§ Figure content listings:
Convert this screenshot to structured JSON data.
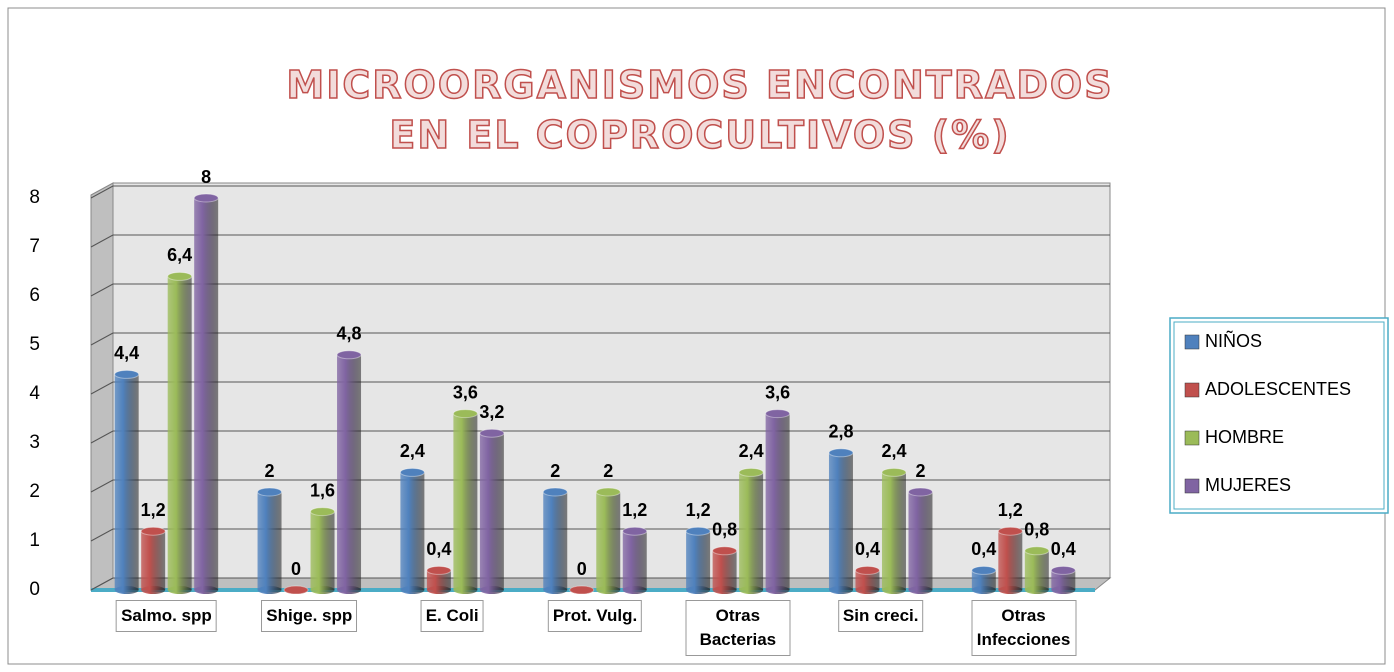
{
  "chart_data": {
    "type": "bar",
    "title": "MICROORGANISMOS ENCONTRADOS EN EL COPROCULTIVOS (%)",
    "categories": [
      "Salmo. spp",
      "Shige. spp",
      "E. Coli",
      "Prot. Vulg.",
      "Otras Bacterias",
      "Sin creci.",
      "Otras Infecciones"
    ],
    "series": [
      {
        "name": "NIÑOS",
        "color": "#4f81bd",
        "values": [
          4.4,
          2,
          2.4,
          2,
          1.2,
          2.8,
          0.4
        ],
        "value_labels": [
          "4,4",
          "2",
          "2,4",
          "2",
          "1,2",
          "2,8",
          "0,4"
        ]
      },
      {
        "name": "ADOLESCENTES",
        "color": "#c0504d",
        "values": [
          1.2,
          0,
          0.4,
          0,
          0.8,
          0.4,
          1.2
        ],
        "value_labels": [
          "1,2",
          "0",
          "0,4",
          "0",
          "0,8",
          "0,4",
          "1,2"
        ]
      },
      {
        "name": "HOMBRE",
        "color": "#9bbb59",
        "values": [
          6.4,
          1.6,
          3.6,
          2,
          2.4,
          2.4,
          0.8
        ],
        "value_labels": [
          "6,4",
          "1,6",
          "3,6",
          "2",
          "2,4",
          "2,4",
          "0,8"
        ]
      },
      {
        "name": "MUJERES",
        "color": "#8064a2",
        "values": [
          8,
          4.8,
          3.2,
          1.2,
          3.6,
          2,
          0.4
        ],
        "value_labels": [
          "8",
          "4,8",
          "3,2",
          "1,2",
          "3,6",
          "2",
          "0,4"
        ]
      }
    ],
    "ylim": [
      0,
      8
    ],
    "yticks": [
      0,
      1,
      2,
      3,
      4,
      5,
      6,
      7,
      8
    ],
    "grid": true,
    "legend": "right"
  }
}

§ Exercise details:
Please return the entries above exactly as they appear, but without the pictures.

§ Expected answer:
Convert this screenshot to structured JSON data.
{
  "chart_data": {
    "type": "bar",
    "title": "MICROORGANISMOS ENCONTRADOS EN EL COPROCULTIVOS (%)",
    "categories": [
      "Salmo. spp",
      "Shige. spp",
      "E. Coli",
      "Prot. Vulg.",
      "Otras Bacterias",
      "Sin creci.",
      "Otras Infecciones"
    ],
    "series": [
      {
        "name": "NIÑOS",
        "color": "#4f81bd",
        "values": [
          4.4,
          2,
          2.4,
          2,
          1.2,
          2.8,
          0.4
        ],
        "value_labels": [
          "4,4",
          "2",
          "2,4",
          "2",
          "1,2",
          "2,8",
          "0,4"
        ]
      },
      {
        "name": "ADOLESCENTES",
        "color": "#c0504d",
        "values": [
          1.2,
          0,
          0.4,
          0,
          0.8,
          0.4,
          1.2
        ],
        "value_labels": [
          "1,2",
          "0",
          "0,4",
          "0",
          "0,8",
          "0,4",
          "1,2"
        ]
      },
      {
        "name": "HOMBRE",
        "color": "#9bbb59",
        "values": [
          6.4,
          1.6,
          3.6,
          2,
          2.4,
          2.4,
          0.8
        ],
        "value_labels": [
          "6,4",
          "1,6",
          "3,6",
          "2",
          "2,4",
          "2,4",
          "0,8"
        ]
      },
      {
        "name": "MUJERES",
        "color": "#8064a2",
        "values": [
          8,
          4.8,
          3.2,
          1.2,
          3.6,
          2,
          0.4
        ],
        "value_labels": [
          "8",
          "4,8",
          "3,2",
          "1,2",
          "3,6",
          "2",
          "0,4"
        ]
      }
    ],
    "ylim": [
      0,
      8
    ],
    "yticks": [
      0,
      1,
      2,
      3,
      4,
      5,
      6,
      7,
      8
    ],
    "grid": true,
    "legend": "right"
  }
}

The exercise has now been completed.